• [What the exercise asks]: Return everything from the line containing "- code-token: [: [6, 41, 47, 57]" down to the line containing "- code-token: PSTypename", both included, reproduced verbatim.

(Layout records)
◇ ◇ ◇ ◇ ◇ ◇ ◇

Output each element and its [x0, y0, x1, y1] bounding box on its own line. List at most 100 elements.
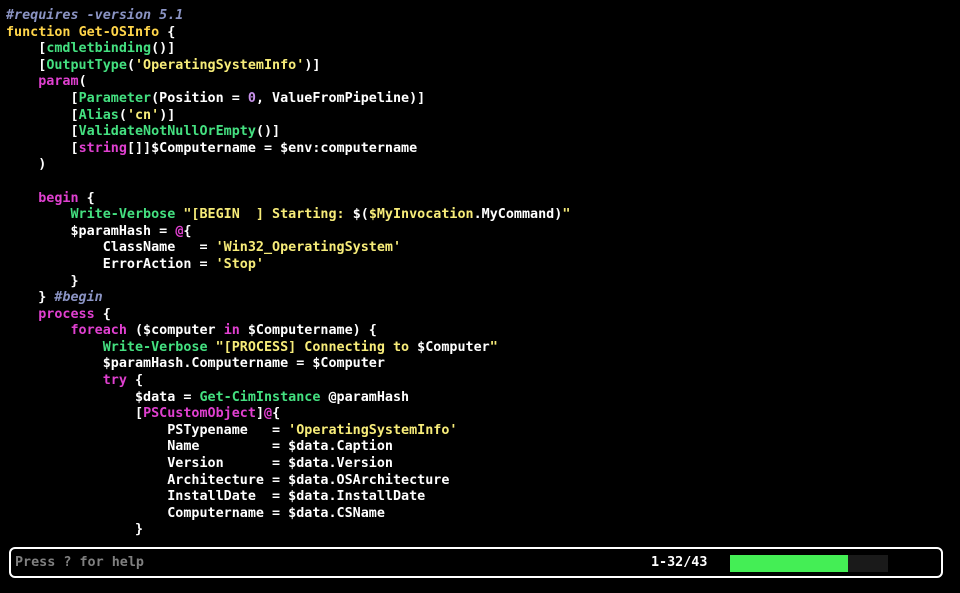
- code-token: [: [6, 41, 47, 57]
- code-token: PSCustomObject: [143, 406, 256, 422]
- code-token: ErrorAction =: [6, 256, 216, 272]
- code-token: [: [6, 140, 79, 156]
- code-token: $(: [352, 207, 369, 223]
- code-token: ]: [255, 406, 264, 422]
- code-token: $paramHash.Computername = $Computer: [6, 356, 385, 372]
- code-token: ): [6, 157, 47, 173]
- code-token: {: [272, 406, 281, 422]
- code-token: function: [6, 24, 79, 40]
- code-token: Parameter: [78, 90, 152, 106]
- code-token: Write-Verbose: [102, 339, 208, 355]
- code-token: {: [78, 190, 95, 206]
- code-line: Name = $data.Caption: [6, 439, 954, 456]
- code-token: PSTypename =: [6, 422, 289, 438]
- status-bar: Press ? for help 1-32/43: [9, 547, 943, 578]
- code-line: begin {: [6, 191, 954, 208]
- code-line: $data = Get-CimInstance @paramHash: [6, 390, 954, 407]
- code-line: }: [6, 274, 954, 291]
- code-line: [PSCustomObject]@{: [6, 406, 954, 423]
- code-line: ): [6, 157, 954, 174]
- code-token: #requires -version 5.1: [6, 8, 184, 23]
- code-line: } #begin: [6, 290, 954, 307]
- code-token: [: [6, 124, 79, 140]
- code-line: foreach ($computer in $Computername) {: [6, 323, 954, 340]
- code-token: Write-Verbose: [70, 207, 176, 223]
- code-token: {: [94, 306, 111, 322]
- code-token: 'cn': [126, 107, 160, 123]
- code-token: @: [264, 406, 273, 422]
- code-token: $paramHash =: [6, 223, 176, 239]
- code-token: {: [126, 373, 144, 389]
- code-token: (: [126, 57, 135, 73]
- code-token: param: [38, 74, 79, 90]
- code-token: }: [6, 522, 144, 538]
- code-token: 'OperatingSystemInfo': [288, 422, 458, 438]
- code-line: Version = $data.Version: [6, 456, 954, 473]
- code-token: in: [223, 323, 240, 339]
- code-token: Alias: [78, 107, 119, 123]
- code-token: )]: [304, 57, 321, 73]
- code-token: []]$Computername = $env:computername: [126, 140, 418, 156]
- code-token: .MyCommand): [473, 207, 563, 223]
- code-token: Get-OSInfo: [78, 24, 160, 40]
- code-token: [: [6, 406, 144, 422]
- code-line: Write-Verbose "[BEGIN ] Starting: $($MyI…: [6, 207, 954, 224]
- code-token: ($computer: [126, 323, 224, 339]
- code-token: }: [6, 273, 79, 289]
- code-token: foreach: [70, 323, 127, 339]
- code-token: Version = $data.Version: [6, 456, 393, 472]
- code-token: @paramHash: [320, 389, 410, 405]
- code-token: InstallDate = $data.InstallDate: [6, 489, 426, 505]
- code-token: )]: [159, 107, 176, 123]
- scroll-progress-bar: [730, 555, 888, 572]
- code-token: "[BEGIN ] Starting:: [183, 207, 353, 223]
- code-line: ErrorAction = 'Stop': [6, 257, 954, 274]
- line-position-indicator: 1-32/43: [651, 555, 708, 570]
- scroll-progress-fill: [730, 555, 848, 572]
- code-token: }: [6, 290, 55, 306]
- code-token: , ValueFromPipeline)]: [255, 90, 426, 106]
- code-token: Computername = $data.CSName: [6, 505, 385, 521]
- code-line: $paramHash.Computername = $Computer: [6, 356, 954, 373]
- code-line: [Alias('cn')]: [6, 108, 954, 125]
- code-token: ()]: [151, 41, 176, 57]
- code-token: (: [78, 74, 87, 90]
- code-viewer[interactable]: #requires -version 5.1 function Get-OSInf…: [6, 8, 954, 538]
- code-token: #begin: [54, 290, 103, 306]
- code-token: [: [6, 107, 79, 123]
- code-line: [OutputType('OperatingSystemInfo')]: [6, 58, 954, 75]
- code-line: [string[]]$Computername = $env:computern…: [6, 141, 954, 158]
- code-token: OutputType: [46, 57, 127, 73]
- code-token: 'Stop': [215, 256, 264, 272]
- code-line: PSTypename = 'OperatingSystemInfo': [6, 423, 954, 440]
- code-token: string: [78, 140, 127, 156]
- code-token: ": [489, 339, 498, 355]
- code-line: ClassName = 'Win32_OperatingSystem': [6, 240, 954, 257]
- code-line: InstallDate = $data.InstallDate: [6, 489, 954, 506]
- help-hint: Press ? for help: [15, 555, 144, 570]
- code-token: ClassName =: [6, 240, 216, 256]
- code-token: cmdletbinding: [46, 41, 152, 57]
- code-token: Architecture = $data.OSArchitecture: [6, 472, 450, 488]
- code-token: process: [38, 306, 95, 322]
- code-line: [Parameter(Position = 0, ValueFromPipeli…: [6, 91, 954, 108]
- code-line: Computername = $data.CSName: [6, 506, 954, 523]
- code-line: try {: [6, 373, 954, 390]
- code-token: 'Win32_OperatingSystem': [215, 240, 402, 256]
- code-line: [cmdletbinding()]: [6, 41, 954, 58]
- code-line: function Get-OSInfo {: [6, 25, 954, 42]
- code-token: ValidateNotNullOrEmpty: [78, 124, 256, 140]
- code-token: {: [183, 223, 192, 239]
- code-token: begin: [38, 190, 79, 206]
- code-token: 0: [247, 90, 256, 106]
- code-token: {: [159, 24, 176, 40]
- code-token: $Computer: [417, 339, 490, 355]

◇ ◇ ◇ ◇ ◇ ◇ ◇

• [Completed task]:
- code-token: [: [6, 41, 47, 57]
- code-token: PSCustomObject: [143, 406, 256, 422]
- code-token: ErrorAction =: [6, 256, 216, 272]
- code-token: [: [6, 140, 79, 156]
- code-token: $(: [352, 207, 369, 223]
- code-token: ]: [255, 406, 264, 422]
- code-token: $paramHash.Computername = $Computer: [6, 356, 385, 372]
- code-token: ): [6, 157, 47, 173]
- code-token: {: [272, 406, 281, 422]
- code-token: function: [6, 24, 79, 40]
- code-token: Parameter: [78, 90, 152, 106]
- code-token: Write-Verbose: [102, 339, 208, 355]
- code-token: {: [78, 190, 95, 206]
- code-line: Name = $data.Caption: [6, 439, 954, 456]
- code-token: PSTypename =: [6, 422, 289, 438]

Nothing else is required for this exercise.